--- START OF Task inputs ---

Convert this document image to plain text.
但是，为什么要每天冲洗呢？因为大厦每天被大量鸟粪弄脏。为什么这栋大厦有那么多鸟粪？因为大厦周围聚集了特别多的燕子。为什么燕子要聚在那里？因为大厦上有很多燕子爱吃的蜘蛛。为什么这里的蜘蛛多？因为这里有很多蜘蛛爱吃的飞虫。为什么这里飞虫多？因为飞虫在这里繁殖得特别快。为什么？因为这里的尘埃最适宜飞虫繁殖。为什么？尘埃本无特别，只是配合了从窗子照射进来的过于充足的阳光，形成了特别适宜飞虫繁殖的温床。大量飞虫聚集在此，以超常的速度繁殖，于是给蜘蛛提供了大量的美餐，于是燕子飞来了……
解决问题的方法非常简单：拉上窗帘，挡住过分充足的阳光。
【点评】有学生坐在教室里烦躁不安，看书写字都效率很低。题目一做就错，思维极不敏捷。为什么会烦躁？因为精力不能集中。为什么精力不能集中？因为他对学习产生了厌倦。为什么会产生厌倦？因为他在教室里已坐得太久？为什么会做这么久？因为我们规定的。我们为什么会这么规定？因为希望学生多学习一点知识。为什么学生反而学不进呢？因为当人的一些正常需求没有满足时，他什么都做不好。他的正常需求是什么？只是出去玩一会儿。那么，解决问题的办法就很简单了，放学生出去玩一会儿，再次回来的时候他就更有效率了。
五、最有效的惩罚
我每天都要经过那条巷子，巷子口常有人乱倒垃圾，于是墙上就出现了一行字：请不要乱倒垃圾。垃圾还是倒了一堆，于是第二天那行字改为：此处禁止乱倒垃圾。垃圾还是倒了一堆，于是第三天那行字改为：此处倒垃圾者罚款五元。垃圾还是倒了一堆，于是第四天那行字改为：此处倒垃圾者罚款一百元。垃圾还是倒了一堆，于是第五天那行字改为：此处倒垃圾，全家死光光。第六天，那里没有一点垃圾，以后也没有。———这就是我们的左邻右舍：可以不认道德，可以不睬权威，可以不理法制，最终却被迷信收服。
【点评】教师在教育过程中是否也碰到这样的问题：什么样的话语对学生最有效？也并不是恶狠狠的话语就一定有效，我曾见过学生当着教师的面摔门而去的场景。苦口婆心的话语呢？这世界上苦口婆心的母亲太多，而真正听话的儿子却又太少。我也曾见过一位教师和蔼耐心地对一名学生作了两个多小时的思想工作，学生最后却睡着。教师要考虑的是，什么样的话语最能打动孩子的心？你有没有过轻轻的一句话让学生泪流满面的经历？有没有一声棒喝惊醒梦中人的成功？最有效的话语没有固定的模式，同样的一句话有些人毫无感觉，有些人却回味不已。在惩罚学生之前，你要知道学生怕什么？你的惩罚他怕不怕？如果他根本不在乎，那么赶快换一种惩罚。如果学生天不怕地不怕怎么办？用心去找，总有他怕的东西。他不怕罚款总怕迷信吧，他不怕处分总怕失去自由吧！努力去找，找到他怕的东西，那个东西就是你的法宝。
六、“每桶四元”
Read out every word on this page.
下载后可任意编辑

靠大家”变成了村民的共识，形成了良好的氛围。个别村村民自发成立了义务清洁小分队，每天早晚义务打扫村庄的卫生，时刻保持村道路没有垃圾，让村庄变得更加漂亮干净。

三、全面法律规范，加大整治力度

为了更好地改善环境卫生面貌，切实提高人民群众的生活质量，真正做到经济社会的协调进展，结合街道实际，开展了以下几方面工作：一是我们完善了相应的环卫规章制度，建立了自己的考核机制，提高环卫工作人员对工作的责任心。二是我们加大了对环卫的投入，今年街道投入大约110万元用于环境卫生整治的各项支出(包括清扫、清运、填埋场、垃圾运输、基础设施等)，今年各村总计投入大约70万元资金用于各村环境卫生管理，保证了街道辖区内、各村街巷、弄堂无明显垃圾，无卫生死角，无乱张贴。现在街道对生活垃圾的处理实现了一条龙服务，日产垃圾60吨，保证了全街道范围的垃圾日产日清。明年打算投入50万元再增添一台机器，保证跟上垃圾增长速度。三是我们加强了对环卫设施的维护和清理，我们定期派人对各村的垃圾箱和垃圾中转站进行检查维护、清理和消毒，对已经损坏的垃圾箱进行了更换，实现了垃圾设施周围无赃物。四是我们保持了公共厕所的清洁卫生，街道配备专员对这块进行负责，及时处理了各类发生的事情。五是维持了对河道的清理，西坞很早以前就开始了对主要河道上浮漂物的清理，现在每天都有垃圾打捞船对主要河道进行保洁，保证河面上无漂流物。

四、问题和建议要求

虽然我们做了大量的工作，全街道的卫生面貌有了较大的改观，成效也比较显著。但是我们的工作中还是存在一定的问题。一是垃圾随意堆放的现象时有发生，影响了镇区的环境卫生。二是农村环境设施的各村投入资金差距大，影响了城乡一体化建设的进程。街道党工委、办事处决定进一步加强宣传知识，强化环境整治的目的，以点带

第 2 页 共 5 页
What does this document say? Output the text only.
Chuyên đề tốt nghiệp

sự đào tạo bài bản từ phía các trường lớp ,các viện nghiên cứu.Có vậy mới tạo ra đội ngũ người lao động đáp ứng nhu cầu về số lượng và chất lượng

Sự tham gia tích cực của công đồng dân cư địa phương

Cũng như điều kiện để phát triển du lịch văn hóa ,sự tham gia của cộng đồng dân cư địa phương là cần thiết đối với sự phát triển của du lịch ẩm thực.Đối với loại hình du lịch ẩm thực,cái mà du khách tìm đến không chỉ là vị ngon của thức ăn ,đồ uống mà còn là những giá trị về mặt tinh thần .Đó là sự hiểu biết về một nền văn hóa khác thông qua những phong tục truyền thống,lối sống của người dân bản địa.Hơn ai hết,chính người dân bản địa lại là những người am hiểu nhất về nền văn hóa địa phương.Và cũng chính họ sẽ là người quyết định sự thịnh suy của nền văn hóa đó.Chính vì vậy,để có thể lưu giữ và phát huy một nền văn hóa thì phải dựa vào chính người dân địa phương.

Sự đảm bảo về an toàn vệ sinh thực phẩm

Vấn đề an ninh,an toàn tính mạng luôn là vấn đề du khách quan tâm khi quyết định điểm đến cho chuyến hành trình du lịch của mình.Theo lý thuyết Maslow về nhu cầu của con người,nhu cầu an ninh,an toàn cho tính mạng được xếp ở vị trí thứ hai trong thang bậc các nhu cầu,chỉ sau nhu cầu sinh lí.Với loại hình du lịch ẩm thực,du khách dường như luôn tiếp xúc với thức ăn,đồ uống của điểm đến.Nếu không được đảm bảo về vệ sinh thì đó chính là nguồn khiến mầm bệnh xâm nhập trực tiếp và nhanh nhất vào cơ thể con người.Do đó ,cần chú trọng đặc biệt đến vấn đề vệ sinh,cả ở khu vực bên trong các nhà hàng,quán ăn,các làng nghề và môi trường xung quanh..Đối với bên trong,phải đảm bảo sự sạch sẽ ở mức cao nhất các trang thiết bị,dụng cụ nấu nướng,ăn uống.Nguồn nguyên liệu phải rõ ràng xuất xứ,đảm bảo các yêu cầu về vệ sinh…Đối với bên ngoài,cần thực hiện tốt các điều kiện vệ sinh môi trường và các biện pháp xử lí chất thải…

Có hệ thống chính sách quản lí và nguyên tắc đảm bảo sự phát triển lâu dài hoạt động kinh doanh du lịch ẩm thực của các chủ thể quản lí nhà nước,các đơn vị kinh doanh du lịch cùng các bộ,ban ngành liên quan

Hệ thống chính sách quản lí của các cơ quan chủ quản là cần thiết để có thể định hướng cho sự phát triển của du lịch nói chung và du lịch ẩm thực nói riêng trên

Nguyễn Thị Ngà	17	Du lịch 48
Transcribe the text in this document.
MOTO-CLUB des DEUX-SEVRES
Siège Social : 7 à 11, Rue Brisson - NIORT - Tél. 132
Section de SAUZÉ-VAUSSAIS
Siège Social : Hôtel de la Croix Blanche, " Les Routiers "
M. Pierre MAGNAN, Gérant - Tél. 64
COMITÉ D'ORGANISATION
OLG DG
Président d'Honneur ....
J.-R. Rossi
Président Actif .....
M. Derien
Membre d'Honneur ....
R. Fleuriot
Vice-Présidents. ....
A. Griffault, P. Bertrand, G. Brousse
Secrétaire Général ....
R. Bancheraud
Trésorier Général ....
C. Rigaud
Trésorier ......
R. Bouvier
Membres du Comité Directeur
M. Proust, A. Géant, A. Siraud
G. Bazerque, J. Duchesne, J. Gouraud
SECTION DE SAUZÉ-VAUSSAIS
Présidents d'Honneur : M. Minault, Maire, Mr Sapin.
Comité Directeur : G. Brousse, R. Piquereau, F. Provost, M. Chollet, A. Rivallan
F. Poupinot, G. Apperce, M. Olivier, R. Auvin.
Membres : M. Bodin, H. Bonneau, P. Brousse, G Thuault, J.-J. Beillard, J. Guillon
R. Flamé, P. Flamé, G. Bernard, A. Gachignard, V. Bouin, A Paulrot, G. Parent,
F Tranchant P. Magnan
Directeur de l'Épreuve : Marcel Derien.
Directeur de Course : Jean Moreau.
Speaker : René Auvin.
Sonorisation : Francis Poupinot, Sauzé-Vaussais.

--- END OF Task inputs ---

* _What the task requires_:
Tally up the lines in the records that contain the word "động" and give only the total.

* _Solution for this exercise_:
2